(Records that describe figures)
┄┄┄┄┄┄┄┄┄┄┄┄┄┄┄┄┄┄┄┄

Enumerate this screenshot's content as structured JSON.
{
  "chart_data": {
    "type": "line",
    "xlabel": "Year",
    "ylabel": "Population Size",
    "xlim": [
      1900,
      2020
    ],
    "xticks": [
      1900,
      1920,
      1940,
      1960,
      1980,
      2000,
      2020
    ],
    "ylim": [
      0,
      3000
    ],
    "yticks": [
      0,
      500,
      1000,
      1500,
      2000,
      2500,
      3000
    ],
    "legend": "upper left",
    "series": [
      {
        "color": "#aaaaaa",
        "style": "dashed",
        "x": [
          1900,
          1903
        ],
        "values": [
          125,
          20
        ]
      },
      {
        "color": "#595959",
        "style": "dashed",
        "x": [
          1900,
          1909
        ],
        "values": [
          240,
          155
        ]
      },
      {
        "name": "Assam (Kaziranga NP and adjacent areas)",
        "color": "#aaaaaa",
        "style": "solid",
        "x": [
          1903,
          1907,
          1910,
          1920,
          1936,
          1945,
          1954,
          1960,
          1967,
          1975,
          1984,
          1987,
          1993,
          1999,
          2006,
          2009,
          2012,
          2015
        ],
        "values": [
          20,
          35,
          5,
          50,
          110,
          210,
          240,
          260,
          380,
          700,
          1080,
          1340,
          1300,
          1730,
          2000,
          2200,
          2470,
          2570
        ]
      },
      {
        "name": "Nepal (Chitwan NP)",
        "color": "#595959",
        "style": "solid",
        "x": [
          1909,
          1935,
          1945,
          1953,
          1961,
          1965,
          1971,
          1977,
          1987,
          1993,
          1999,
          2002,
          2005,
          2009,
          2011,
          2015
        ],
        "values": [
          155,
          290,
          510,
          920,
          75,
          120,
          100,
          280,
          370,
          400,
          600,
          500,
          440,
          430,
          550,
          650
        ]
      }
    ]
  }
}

┄┄┄┄┄┄┄┄┄┄┄┄┄┄┄┄┄┄┄┄

> Exercise aim
Repeat back the data above, exact to the last character.

> Full response
Enumerate this screenshot's content as structured JSON.
{
  "chart_data": {
    "type": "line",
    "xlabel": "Year",
    "ylabel": "Population Size",
    "xlim": [
      1900,
      2020
    ],
    "xticks": [
      1900,
      1920,
      1940,
      1960,
      1980,
      2000,
      2020
    ],
    "ylim": [
      0,
      3000
    ],
    "yticks": [
      0,
      500,
      1000,
      1500,
      2000,
      2500,
      3000
    ],
    "legend": "upper left",
    "series": [
      {
        "color": "#aaaaaa",
        "style": "dashed",
        "x": [
          1900,
          1903
        ],
        "values": [
          125,
          20
        ]
      },
      {
        "color": "#595959",
        "style": "dashed",
        "x": [
          1900,
          1909
        ],
        "values": [
          240,
          155
        ]
      },
      {
        "name": "Assam (Kaziranga NP and adjacent areas)",
        "color": "#aaaaaa",
        "style": "solid",
        "x": [
          1903,
          1907,
          1910,
          1920,
          1936,
          1945,
          1954,
          1960,
          1967,
          1975,
          1984,
          1987,
          1993,
          1999,
          2006,
          2009,
          2012,
          2015
        ],
        "values": [
          20,
          35,
          5,
          50,
          110,
          210,
          240,
          260,
          380,
          700,
          1080,
          1340,
          1300,
          1730,
          2000,
          2200,
          2470,
          2570
        ]
      },
      {
        "name": "Nepal (Chitwan NP)",
        "color": "#595959",
        "style": "solid",
        "x": [
          1909,
          1935,
          1945,
          1953,
          1961,
          1965,
          1971,
          1977,
          1987,
          1993,
          1999,
          2002,
          2005,
          2009,
          2011,
          2015
        ],
        "values": [
          155,
          290,
          510,
          920,
          75,
          120,
          100,
          280,
          370,
          400,
          600,
          500,
          440,
          430,
          550,
          650
        ]
      }
    ]
  }
}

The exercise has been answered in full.